**Exercise requirements**:
(1) Using the article on the cellulose composite, decide whether each statement agrees with it: (a) the composite is harder than typical aluminium alloys; (b) cellulose nanocrystals make up less than half of the material; (c) the composite can only be made by 3D printing. For each, answer yes or no and quote the words from the article that settle it.
(2) Continue the article on the cellulose composite, picking up right after its last sentence.

**Excerpt**:

Professional Engineering

The printed cellulose composite could be a strong and sustainable new material (Credit: Courtesy of the researchers, edited by MIT News)
The printed cellulose composite could be a strong and sustainable new material (Credit: Courtesy of the researchers, edited by MIT News)

A new cellulose-based composite developed by engineers at the Massachusetts Institute of Technology (MIT) is reportedly stronger and tougher than some types of bone, and harder than typical aluminium alloys.

The team created the material with cellulose nanocrystals mixed with a small amount of synthetic polymer. The organic crystals make up about 60-90% of the material, claimed by an MIT announcement as “the highest fraction of CNCs achieved in a composite to date”.

A single wood cell wall is constructed from fibres of cellulose, nature’s most abundant polymer and the main structural component of all plants and algae. Within each fibre are reinforcing cellulose nanocrystals, or CNCs, which are chains of organic polymers arranged in nearly perfect crystal patterns.

At the nanoscale, CNCs are stronger and stiffer than Kevlar. If the crystals could be worked into materials in significant fractions, CNCs could be a route to stronger, more sustainable, naturally-derived plastics.

The engineers hit on a recipe for the CNC-based composite that they could fabricate using both 3D printing and conventional casting. They printed and cast the composite into penny-sized pieces of film, which they used to test the material’s strength and hardness. They also machined the composite into the shape of a tooth to show that the material might one day be used to make cellulose-based dental implants – or many other plastic products – that are stronger, tougher, and more sustainable.

Saved data entries
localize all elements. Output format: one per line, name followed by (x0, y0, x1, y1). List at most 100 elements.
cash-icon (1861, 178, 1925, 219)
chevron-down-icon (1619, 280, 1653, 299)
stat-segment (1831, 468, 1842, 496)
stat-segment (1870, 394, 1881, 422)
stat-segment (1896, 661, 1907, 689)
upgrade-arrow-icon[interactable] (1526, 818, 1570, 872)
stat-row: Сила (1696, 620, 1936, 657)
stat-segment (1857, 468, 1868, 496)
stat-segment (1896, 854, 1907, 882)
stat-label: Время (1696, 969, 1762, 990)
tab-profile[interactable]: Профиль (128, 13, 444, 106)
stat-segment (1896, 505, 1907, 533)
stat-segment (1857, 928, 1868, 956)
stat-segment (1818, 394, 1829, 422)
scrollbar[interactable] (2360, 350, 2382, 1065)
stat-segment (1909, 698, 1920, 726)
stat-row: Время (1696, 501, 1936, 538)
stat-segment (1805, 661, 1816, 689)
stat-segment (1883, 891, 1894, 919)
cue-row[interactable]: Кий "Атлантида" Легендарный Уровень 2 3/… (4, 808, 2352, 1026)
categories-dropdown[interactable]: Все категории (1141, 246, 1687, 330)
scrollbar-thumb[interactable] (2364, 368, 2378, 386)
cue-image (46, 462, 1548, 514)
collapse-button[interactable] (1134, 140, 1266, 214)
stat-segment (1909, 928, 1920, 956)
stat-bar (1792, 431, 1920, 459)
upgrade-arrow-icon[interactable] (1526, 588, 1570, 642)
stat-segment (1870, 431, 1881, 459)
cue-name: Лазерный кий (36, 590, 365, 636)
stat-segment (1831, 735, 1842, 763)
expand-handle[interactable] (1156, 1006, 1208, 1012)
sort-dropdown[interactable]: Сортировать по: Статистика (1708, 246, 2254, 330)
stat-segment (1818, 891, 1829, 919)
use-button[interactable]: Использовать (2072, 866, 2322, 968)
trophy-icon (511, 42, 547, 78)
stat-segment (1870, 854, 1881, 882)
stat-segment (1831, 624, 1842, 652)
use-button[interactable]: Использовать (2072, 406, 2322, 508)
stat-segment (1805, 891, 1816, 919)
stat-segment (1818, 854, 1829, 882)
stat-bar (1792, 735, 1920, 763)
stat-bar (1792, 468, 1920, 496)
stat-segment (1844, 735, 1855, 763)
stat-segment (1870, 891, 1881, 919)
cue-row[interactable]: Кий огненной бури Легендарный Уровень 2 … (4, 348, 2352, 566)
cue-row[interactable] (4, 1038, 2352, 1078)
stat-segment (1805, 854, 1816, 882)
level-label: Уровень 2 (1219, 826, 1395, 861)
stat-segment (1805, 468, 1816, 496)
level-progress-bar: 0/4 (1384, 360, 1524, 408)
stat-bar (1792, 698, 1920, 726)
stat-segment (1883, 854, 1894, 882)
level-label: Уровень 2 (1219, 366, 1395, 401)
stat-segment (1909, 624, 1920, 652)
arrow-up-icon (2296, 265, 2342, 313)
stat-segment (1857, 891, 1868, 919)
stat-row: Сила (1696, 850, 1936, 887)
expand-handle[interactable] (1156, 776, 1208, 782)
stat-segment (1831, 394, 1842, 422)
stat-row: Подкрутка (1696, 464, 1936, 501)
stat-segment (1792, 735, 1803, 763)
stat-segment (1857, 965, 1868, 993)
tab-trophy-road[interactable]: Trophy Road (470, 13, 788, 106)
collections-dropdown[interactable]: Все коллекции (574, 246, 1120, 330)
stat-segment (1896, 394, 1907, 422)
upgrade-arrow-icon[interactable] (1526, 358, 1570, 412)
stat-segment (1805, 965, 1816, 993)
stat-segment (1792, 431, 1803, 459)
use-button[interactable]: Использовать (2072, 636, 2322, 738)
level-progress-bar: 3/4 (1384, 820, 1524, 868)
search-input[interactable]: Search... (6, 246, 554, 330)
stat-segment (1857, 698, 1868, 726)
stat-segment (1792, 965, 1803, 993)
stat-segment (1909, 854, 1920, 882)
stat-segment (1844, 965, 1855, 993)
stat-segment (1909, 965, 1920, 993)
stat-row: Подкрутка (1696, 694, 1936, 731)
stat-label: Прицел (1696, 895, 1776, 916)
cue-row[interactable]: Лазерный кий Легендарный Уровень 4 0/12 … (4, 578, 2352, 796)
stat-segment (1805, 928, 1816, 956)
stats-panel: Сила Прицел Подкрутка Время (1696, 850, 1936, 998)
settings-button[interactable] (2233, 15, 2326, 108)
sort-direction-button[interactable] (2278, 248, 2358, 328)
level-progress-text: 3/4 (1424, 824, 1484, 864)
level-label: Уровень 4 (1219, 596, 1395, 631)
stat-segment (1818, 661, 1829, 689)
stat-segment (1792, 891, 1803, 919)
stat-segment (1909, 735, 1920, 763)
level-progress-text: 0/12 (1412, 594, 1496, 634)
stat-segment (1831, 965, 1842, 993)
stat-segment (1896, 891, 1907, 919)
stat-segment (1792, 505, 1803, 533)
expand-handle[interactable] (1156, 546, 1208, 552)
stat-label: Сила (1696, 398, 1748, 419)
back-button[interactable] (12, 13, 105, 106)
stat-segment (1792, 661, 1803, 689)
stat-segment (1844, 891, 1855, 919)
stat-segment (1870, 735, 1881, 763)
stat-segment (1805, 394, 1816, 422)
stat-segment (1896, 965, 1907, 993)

**Per-task outputs**:
(1)
(a) Yes: "harder than typical aluminium alloys"
(b) No: "The organic crystals make up about 60-90% of the material"
(c) No: "fabricate using both 3D printing and conventional casting"

(2)
“By creating composites with CNCs at high loading, we can give polymer-based materials mechanical properties they never had before,” said mechanical engineer Professor A John Hart. “If we can replace some petroleum-based plastic with naturally-derived cellulose, that’s arguably better for the planet as well.”

They started by mixing a solution of synthetic polymer with commercially available CNC powder. The team determined the ratio of CNC and polymer that would turn the solution into a gel, with a consistency that could either be fed through the nozzle of a 3D printer or poured into a mould for casting. They used an ultrasonic probe to break up any clumps of cellulose in the gel, making it more likely for the dispersed cellulose to form strong bonds with polymer molecules.

After feeding some of the gel through a 3D printer, and moulding the rest, they let the printed samples dry. In the process, the material shrank, leaving behind a solid composite composed mainly of cellulose nanocrystals.

“We basically deconstructed wood, and reconstructed it,” said researcher Abhinav Rao. “We took the best components of wood, which is cellulose nanocrystals, and reconstructed them to achieve a new composite material.”

When the team examined the composite’s structure under a microscope, they observed that grains of cellulose settled into a brick-and-mortar pattern, similar to the architecture of nacre, the hard inner shell lining of some molluscs. In nacre, this zig-zagging microstructure stops a crack from running straight through the material. The researchers found this to also be the case with their new cellulose composite.

They tested the material’s resistance to cracks, using tools to initiate nano- and then micro-scale cracks. They found that the composite’s arrangement of cellulose grains prevented the cracks from splitting the material.

“This resistance to plastic deformation gives the composite a hardness and stiffness at the boundary between conventional plastics and metals,” the MIT announcement said.

Going forward, the team is looking for ways to minimise the shrinkage of gels as they dry. In bigger objects, shrinkage could cause buckles or cracks during drying.

“If you could avoid shrinkage, you could keep scaling up, maybe to the metre scale,” said Rao. “Then, if we were to dream big, we could replace a significant fraction of plastics with cellulose composites.”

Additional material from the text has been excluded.